**Available records:**
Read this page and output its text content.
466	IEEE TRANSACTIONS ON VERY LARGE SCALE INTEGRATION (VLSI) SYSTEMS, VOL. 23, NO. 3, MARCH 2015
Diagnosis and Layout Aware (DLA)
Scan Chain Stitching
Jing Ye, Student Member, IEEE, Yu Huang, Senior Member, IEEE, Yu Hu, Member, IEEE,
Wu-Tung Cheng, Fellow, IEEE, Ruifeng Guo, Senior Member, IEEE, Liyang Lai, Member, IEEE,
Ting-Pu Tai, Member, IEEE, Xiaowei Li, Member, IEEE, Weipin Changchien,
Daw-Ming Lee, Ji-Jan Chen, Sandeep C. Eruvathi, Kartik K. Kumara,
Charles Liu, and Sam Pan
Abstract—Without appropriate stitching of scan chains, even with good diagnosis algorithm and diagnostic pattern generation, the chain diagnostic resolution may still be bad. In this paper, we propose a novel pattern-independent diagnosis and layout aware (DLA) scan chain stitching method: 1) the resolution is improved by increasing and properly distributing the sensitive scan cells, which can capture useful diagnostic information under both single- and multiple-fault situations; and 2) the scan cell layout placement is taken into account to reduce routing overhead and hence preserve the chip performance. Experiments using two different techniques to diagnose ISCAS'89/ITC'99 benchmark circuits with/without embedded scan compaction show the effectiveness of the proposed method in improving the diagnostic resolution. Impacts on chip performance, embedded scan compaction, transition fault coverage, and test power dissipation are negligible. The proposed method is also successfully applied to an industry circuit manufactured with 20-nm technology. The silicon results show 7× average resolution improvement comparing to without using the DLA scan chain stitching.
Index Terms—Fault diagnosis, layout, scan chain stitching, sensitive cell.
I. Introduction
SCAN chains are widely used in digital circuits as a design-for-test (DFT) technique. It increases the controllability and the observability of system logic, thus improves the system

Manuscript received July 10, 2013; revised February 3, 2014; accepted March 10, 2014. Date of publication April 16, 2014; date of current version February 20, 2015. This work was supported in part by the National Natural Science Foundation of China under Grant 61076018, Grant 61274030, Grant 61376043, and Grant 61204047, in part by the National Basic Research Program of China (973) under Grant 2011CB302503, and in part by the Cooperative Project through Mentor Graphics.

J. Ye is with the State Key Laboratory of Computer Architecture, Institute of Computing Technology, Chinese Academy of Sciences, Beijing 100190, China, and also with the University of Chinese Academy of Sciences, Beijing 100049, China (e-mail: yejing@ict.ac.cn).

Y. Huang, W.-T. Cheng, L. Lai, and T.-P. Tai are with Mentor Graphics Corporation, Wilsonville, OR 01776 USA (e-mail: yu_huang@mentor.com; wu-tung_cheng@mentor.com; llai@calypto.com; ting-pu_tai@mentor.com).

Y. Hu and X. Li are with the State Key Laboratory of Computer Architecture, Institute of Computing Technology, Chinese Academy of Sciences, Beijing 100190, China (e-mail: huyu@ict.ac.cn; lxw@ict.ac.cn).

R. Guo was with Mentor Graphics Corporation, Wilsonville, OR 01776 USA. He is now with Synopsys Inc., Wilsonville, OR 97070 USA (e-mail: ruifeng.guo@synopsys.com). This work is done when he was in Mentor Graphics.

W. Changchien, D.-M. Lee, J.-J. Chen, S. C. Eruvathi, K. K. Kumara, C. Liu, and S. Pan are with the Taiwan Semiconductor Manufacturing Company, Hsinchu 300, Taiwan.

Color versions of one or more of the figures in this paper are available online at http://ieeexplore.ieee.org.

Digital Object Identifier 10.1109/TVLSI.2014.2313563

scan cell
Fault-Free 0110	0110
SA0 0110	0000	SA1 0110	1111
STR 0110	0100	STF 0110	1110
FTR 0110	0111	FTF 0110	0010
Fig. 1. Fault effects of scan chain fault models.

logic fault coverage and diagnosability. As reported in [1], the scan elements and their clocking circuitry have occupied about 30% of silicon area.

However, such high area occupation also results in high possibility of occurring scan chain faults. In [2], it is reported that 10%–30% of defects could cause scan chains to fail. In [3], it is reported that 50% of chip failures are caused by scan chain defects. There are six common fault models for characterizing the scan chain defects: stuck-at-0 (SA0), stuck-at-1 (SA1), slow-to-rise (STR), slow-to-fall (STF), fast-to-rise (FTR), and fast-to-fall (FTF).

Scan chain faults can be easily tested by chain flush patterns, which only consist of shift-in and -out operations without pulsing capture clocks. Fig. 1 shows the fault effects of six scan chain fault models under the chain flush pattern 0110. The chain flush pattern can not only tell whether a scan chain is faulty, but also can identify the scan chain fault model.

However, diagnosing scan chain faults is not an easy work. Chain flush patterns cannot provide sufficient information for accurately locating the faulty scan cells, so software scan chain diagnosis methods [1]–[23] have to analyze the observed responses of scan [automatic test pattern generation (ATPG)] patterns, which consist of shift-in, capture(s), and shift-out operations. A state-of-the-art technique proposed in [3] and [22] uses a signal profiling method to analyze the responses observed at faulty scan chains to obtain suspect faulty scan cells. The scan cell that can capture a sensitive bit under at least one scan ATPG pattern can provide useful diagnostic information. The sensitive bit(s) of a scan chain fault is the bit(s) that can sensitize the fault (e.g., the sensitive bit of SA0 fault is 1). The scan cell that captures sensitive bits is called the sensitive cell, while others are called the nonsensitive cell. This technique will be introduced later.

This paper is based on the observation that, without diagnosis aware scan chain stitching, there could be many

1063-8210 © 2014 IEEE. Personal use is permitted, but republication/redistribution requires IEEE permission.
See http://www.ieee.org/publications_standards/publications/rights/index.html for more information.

**About this task:** Run a filter over the data above and keep each line that contains the word "silicon".

**Task output:**
Abstract—Without appropriate stitching of scan chains, even with good diagnosis algorithm and diagnostic pattern generation, the chain diagnostic resolution may still be bad. In this paper, we propose a novel pattern-independent diagnosis and layout aware (DLA) scan chain stitching method: 1) the resolution is improved by increasing and properly distributing the sensitive scan cells, which can capture useful diagnostic information under both single- and multiple-fault situations; and 2) the scan cell layout placement is taken into account to reduce routing overhead and hence preserve the chip performance. Experiments using two different techniques to diagnose ISCAS'89/ITC'99 benchmark circuits with/without embedded scan compaction show the effectiveness of the proposed method in improving the diagnostic resolution. Impacts on chip performance, embedded scan compaction, transition fault coverage, and test power dissipation are negligible. The proposed method is also successfully applied to an industry circuit manufactured with 20-nm technology. The silicon results show 7× average resolution improvement comparing to without using the DLA scan chain stitching.
logic fault coverage and diagnosability. As reported in [1], the scan elements and their clocking circuitry have occupied about 30% of silicon area.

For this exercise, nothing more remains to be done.